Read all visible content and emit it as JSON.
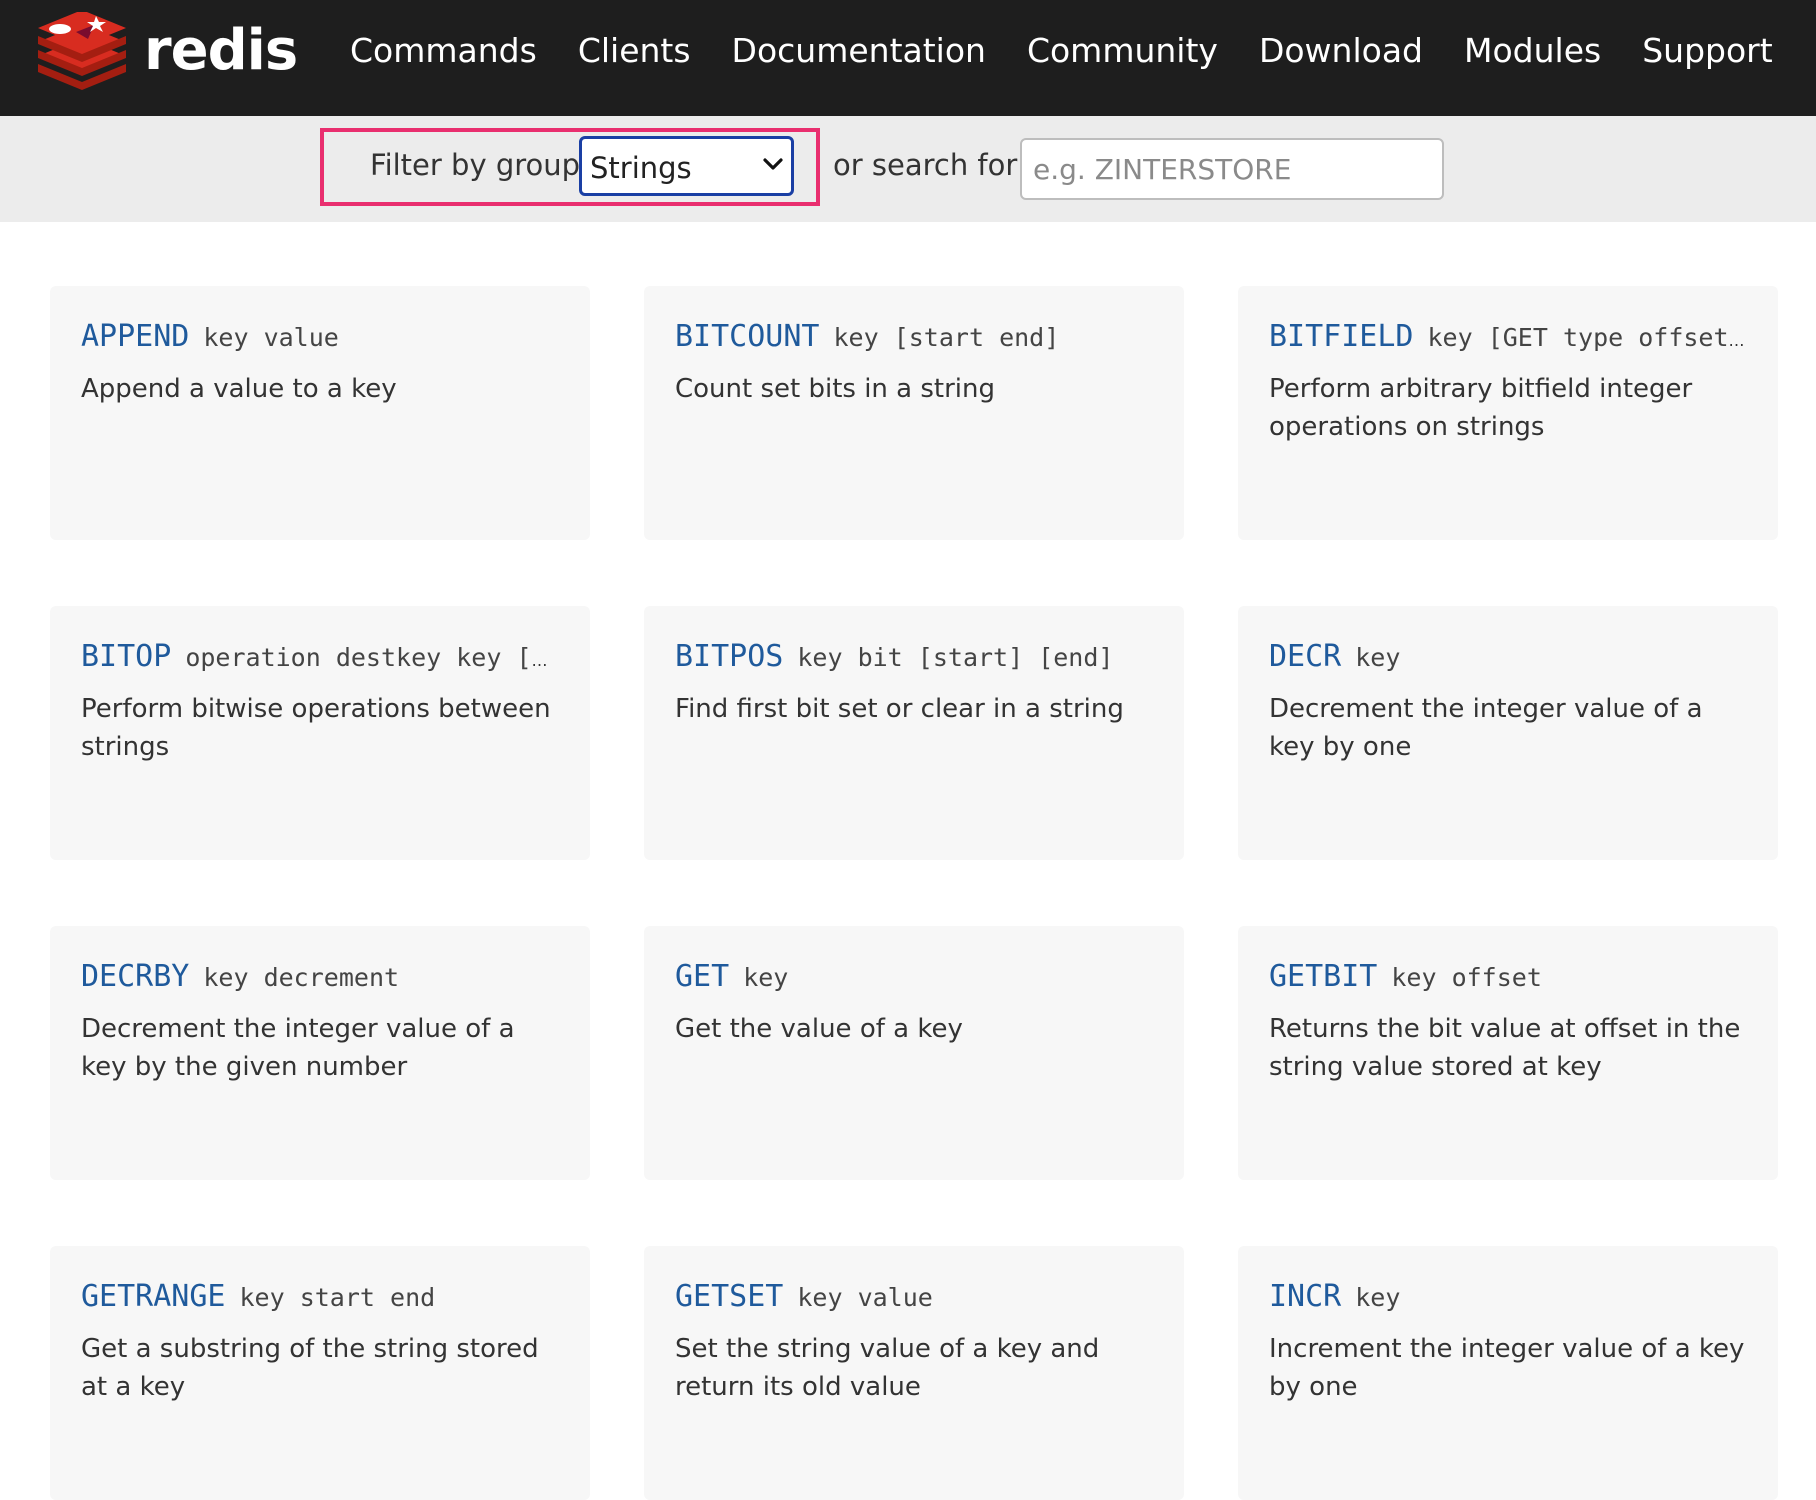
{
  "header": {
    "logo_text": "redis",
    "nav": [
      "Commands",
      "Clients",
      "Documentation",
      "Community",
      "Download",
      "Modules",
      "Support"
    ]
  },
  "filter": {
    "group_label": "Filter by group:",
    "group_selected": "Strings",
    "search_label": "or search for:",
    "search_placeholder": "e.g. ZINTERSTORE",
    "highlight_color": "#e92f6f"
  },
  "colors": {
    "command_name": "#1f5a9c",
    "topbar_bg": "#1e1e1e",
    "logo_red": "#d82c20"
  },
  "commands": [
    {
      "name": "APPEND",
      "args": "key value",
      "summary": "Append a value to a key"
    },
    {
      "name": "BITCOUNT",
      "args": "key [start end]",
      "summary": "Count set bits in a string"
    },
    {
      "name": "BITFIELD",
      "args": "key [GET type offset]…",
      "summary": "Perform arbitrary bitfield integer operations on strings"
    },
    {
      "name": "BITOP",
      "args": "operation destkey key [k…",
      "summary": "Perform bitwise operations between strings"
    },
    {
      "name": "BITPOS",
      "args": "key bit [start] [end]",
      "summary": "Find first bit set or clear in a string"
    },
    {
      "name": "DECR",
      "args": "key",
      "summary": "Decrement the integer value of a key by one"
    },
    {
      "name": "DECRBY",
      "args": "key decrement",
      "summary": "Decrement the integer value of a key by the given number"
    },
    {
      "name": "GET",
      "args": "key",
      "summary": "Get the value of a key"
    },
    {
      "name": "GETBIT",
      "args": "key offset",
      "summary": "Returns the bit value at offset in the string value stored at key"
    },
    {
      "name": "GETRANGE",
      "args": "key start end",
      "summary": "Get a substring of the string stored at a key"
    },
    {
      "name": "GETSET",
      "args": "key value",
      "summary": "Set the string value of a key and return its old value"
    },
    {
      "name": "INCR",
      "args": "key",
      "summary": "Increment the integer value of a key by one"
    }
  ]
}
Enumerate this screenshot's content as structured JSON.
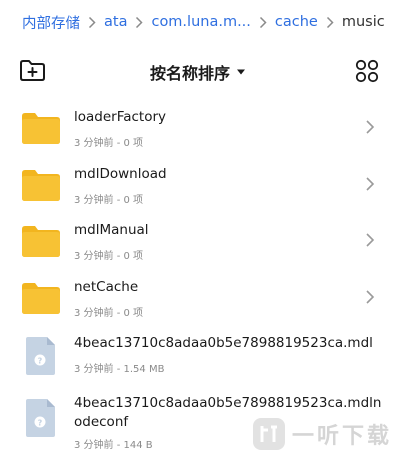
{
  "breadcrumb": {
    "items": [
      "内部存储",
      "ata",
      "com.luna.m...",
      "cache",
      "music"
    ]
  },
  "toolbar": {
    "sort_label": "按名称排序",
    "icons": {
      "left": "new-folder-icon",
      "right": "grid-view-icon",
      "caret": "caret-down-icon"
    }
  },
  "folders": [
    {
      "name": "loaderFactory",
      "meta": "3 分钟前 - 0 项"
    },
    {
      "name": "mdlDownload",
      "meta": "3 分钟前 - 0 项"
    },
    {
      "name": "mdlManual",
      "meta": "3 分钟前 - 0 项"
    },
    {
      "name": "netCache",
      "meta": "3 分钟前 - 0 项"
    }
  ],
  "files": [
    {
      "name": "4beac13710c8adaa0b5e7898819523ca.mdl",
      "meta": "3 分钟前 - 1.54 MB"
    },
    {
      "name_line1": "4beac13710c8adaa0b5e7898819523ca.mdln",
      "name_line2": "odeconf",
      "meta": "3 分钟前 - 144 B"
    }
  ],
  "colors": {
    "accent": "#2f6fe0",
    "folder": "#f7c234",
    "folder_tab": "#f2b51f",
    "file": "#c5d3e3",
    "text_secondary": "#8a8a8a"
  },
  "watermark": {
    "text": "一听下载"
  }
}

******************************

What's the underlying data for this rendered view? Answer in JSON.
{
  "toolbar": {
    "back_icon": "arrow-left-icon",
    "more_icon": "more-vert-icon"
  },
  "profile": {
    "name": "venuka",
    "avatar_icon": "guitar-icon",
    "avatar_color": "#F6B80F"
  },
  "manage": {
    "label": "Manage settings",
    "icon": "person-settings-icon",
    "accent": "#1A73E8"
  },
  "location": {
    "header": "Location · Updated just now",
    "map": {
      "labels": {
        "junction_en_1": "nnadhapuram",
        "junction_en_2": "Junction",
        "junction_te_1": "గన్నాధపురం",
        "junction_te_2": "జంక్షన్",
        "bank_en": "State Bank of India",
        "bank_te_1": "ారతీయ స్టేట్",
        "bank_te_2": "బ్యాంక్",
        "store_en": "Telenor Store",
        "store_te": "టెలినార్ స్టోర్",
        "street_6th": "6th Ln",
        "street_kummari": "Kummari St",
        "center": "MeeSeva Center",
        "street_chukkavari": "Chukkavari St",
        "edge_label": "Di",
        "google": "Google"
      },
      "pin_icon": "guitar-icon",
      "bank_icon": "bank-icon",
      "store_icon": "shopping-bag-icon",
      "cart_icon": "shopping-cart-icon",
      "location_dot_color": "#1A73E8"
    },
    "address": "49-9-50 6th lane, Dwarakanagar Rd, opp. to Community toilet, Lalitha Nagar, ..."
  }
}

******************************

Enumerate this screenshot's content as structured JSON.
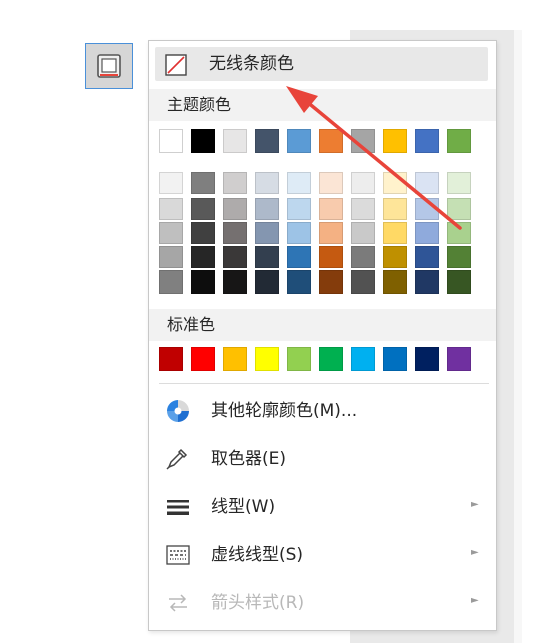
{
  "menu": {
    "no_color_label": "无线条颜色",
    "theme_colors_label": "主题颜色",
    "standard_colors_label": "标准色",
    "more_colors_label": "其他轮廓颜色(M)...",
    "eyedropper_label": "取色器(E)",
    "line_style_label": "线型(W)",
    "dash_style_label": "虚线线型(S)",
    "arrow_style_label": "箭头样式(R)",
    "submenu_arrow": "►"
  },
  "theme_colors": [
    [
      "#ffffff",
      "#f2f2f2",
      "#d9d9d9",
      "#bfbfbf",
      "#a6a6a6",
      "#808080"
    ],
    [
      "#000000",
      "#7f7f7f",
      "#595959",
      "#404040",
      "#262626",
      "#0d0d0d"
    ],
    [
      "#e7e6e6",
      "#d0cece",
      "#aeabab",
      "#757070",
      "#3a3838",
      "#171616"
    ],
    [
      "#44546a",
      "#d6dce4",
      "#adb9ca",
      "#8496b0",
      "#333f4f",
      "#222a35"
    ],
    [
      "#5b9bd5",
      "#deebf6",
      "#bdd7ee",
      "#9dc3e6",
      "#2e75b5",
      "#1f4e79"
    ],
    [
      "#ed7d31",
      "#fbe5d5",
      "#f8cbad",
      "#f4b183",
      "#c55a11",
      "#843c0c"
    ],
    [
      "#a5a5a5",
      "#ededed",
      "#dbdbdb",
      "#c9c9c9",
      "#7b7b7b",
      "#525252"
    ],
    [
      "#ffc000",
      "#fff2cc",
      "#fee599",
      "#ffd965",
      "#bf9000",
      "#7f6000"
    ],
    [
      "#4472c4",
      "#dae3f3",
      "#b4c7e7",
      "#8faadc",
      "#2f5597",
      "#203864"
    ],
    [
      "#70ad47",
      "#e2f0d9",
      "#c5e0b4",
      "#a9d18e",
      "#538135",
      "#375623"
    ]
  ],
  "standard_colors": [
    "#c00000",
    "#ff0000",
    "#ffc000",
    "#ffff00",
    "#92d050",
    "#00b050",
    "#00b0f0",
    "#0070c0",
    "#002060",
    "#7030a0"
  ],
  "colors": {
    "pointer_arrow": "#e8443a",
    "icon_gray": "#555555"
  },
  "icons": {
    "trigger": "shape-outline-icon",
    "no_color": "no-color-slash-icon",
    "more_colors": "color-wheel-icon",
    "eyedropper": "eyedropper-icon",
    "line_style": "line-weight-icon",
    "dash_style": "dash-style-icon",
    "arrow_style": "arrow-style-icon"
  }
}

******************************

• **Task to carry out**:
Look through the data above. Find each line with the string "Perform" and copy it.

• **Complete response**:
      "summary": "Perform arbitrary bitfield integer operations on strings"
      "summary": "Perform bitwise operations between strings"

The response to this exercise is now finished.